_Short exercise_:
Your task is to locate every line holding the string "Nouvelle" and to copy each of them.

_Available records_:
● ● ● ●

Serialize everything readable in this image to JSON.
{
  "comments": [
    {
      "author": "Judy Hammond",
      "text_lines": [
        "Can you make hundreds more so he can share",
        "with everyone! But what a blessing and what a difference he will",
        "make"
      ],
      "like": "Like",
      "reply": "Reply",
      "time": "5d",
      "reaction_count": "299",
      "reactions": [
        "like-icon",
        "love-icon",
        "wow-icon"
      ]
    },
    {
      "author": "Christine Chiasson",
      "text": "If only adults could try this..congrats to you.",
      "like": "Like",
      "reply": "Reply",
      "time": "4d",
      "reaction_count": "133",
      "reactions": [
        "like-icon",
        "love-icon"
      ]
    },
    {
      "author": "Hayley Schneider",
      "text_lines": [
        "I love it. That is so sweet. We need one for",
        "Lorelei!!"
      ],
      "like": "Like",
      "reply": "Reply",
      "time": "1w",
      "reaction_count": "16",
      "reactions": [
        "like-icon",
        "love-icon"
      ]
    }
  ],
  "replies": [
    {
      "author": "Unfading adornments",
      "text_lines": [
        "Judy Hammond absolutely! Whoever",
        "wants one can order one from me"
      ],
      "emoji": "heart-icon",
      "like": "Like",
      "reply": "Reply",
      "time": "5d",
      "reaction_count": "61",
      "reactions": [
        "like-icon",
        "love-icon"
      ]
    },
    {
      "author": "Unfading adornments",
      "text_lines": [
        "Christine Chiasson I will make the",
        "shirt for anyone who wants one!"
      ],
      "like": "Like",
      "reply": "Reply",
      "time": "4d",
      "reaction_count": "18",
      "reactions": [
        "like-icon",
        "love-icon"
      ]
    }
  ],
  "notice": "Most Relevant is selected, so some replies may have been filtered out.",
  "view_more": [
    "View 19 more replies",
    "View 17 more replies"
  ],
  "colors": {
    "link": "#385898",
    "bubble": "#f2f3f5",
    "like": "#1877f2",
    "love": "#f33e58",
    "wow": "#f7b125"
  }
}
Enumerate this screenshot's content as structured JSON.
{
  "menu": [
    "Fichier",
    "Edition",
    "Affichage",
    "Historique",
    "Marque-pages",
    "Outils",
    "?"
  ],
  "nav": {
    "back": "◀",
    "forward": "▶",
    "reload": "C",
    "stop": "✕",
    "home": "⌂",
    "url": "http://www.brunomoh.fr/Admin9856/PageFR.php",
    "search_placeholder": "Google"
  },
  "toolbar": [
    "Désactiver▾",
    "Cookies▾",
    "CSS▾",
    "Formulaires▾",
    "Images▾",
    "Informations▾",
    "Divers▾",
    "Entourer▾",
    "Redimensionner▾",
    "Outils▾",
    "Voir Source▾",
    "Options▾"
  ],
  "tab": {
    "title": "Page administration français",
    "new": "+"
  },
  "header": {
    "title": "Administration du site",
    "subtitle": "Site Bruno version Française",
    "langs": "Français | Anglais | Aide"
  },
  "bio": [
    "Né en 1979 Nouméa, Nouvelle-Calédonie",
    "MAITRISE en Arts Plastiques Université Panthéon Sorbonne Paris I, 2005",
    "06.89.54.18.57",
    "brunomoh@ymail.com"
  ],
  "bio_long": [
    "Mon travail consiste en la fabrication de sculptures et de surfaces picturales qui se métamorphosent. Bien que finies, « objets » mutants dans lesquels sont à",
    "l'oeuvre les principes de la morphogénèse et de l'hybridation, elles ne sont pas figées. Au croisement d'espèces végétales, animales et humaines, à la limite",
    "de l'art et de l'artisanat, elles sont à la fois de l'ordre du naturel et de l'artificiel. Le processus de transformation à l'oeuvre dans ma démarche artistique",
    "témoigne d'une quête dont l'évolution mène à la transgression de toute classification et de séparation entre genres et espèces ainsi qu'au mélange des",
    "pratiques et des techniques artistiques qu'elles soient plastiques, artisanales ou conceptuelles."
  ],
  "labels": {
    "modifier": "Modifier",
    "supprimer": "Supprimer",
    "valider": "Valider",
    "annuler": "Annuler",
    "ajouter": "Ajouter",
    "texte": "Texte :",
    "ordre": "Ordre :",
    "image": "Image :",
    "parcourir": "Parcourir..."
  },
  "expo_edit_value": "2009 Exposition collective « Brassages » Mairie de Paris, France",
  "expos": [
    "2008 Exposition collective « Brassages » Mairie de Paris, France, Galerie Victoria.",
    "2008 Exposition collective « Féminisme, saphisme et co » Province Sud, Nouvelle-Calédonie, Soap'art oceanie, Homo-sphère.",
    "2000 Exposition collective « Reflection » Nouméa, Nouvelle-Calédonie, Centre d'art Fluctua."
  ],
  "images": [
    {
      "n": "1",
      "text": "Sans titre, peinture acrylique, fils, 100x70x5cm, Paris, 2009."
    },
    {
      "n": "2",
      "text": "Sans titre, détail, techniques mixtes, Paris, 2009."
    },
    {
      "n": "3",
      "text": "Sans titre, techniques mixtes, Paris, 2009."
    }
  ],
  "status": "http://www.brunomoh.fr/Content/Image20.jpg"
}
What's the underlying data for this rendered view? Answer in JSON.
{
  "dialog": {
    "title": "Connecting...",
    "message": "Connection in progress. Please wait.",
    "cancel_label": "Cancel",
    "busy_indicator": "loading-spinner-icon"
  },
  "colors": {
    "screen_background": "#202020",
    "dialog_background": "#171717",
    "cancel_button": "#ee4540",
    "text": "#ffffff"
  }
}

● ● ● ●

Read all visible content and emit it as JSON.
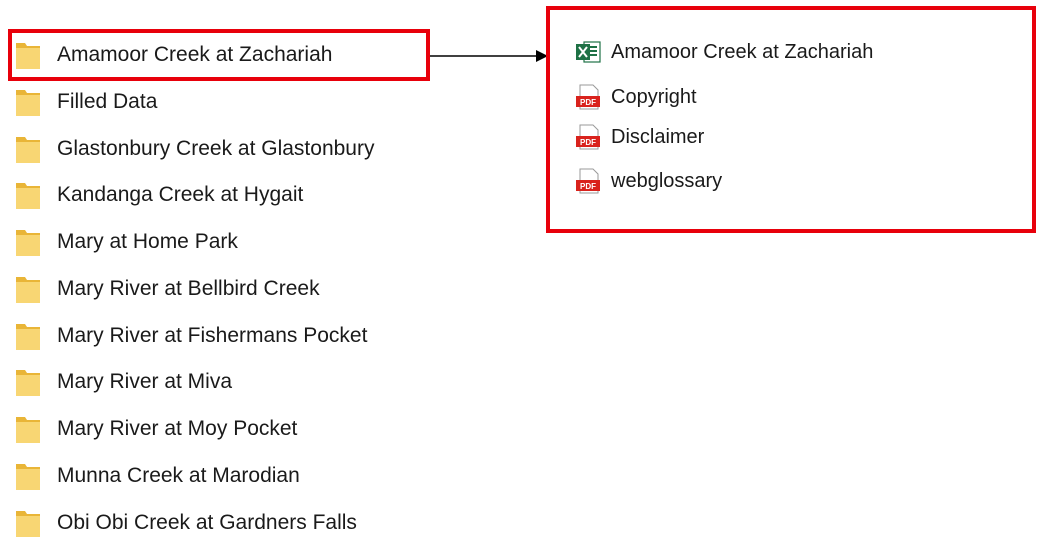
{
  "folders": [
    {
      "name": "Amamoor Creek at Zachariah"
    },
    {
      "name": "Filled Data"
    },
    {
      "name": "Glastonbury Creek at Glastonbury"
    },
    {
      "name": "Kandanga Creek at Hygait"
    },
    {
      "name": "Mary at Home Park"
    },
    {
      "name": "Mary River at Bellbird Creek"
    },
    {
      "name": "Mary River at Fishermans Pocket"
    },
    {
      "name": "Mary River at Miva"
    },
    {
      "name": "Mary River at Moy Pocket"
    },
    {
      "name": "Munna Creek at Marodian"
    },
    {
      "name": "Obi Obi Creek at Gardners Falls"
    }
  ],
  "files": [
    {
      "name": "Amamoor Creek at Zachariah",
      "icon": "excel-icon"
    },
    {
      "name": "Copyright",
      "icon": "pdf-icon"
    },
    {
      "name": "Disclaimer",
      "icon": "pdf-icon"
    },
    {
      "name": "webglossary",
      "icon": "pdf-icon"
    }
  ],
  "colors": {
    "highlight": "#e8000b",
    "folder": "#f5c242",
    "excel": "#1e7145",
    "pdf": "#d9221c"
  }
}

● ● ● ●

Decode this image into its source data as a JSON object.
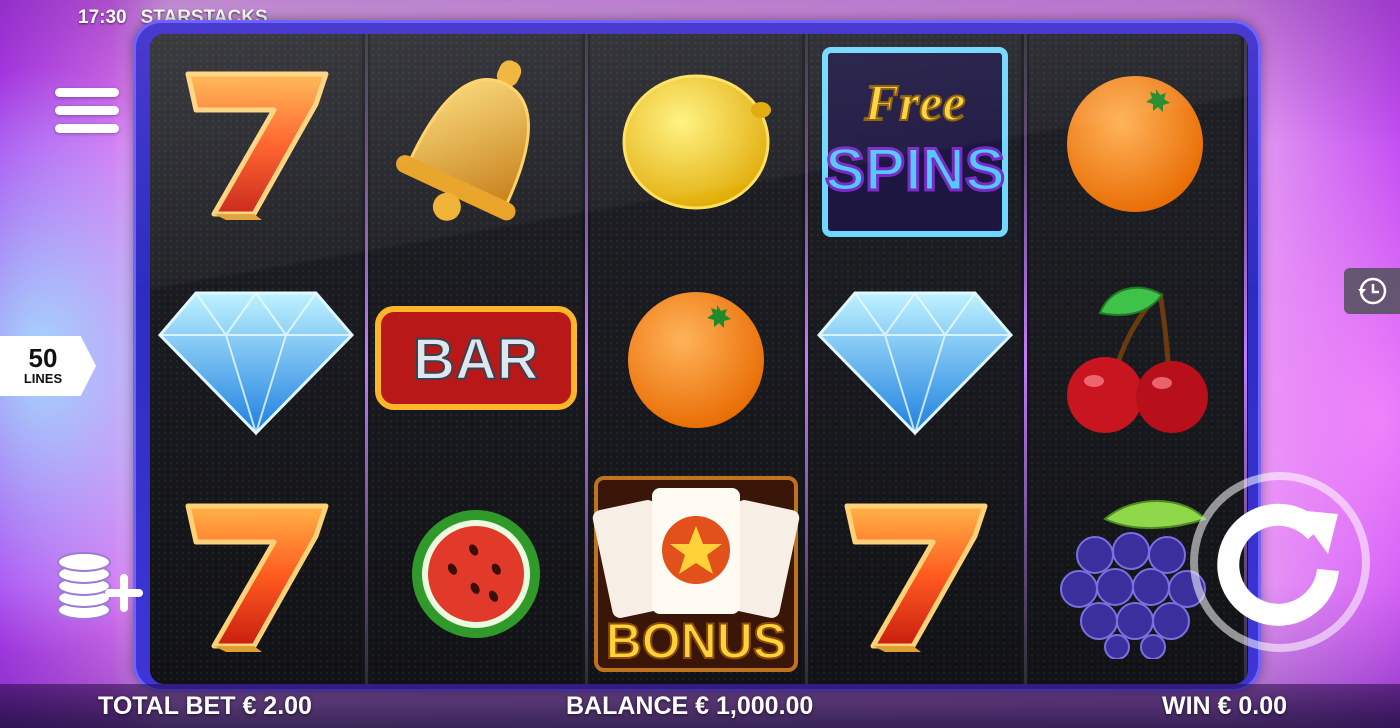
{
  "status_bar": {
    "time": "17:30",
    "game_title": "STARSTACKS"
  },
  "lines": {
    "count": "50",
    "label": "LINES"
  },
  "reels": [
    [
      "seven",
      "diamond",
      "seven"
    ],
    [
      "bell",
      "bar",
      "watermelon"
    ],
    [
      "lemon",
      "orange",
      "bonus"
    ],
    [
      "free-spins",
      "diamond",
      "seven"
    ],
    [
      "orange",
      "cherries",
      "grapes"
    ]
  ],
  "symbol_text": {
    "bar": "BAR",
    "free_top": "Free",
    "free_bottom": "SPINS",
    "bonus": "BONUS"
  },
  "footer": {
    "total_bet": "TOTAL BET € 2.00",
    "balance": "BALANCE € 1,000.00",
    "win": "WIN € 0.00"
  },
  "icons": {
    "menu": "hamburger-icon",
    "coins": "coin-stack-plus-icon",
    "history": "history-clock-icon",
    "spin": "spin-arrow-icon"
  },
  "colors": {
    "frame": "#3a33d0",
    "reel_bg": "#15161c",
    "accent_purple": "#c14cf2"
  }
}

● ● ● ●

_Response_:
    "Né en 1979 Nouméa, Nouvelle-Calédonie",
    "2008 Exposition collective « Féminisme, saphisme et co » Province Sud, Nouvelle-Calédonie, Soap'art oceanie, Homo-sphère.",
    "2000 Exposition collective « Reflection » Nouméa, Nouvelle-Calédonie, Centre d'art Fluctua."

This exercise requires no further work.